### What you should do
Copy each line exactly.

### Material to process

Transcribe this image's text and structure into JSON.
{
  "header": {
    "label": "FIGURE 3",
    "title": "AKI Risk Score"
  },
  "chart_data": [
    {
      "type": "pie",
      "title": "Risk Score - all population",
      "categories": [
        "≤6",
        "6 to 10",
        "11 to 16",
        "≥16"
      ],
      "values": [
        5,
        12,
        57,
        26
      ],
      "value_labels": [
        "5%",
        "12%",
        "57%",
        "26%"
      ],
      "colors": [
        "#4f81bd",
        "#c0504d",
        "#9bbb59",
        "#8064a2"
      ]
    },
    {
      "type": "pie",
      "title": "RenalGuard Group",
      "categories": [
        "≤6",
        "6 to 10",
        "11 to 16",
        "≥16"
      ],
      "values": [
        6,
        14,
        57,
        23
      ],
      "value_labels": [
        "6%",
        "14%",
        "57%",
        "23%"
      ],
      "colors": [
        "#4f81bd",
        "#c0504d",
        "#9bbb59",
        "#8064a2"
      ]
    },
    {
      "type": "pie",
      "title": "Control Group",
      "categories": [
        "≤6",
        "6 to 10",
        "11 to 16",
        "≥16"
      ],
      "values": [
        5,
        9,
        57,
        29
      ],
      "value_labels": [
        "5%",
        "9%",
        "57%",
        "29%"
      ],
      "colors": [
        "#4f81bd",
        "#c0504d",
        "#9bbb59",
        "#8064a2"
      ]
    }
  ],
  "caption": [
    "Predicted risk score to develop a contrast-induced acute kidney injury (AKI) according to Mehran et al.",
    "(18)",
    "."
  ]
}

######

### Completed task
Transcribe this image's text and structure into JSON.
{
  "header": {
    "label": "FIGURE 3",
    "title": "AKI Risk Score"
  },
  "chart_data": [
    {
      "type": "pie",
      "title": "Risk Score - all population",
      "categories": [
        "≤6",
        "6 to 10",
        "11 to 16",
        "≥16"
      ],
      "values": [
        5,
        12,
        57,
        26
      ],
      "value_labels": [
        "5%",
        "12%",
        "57%",
        "26%"
      ],
      "colors": [
        "#4f81bd",
        "#c0504d",
        "#9bbb59",
        "#8064a2"
      ]
    },
    {
      "type": "pie",
      "title": "RenalGuard Group",
      "categories": [
        "≤6",
        "6 to 10",
        "11 to 16",
        "≥16"
      ],
      "values": [
        6,
        14,
        57,
        23
      ],
      "value_labels": [
        "6%",
        "14%",
        "57%",
        "23%"
      ],
      "colors": [
        "#4f81bd",
        "#c0504d",
        "#9bbb59",
        "#8064a2"
      ]
    },
    {
      "type": "pie",
      "title": "Control Group",
      "categories": [
        "≤6",
        "6 to 10",
        "11 to 16",
        "≥16"
      ],
      "values": [
        5,
        9,
        57,
        29
      ],
      "value_labels": [
        "5%",
        "9%",
        "57%",
        "29%"
      ],
      "colors": [
        "#4f81bd",
        "#c0504d",
        "#9bbb59",
        "#8064a2"
      ]
    }
  ],
  "caption": [
    "Predicted risk score to develop a contrast-induced acute kidney injury (AKI) according to Mehran et al.",
    "(18)",
    "."
  ]
}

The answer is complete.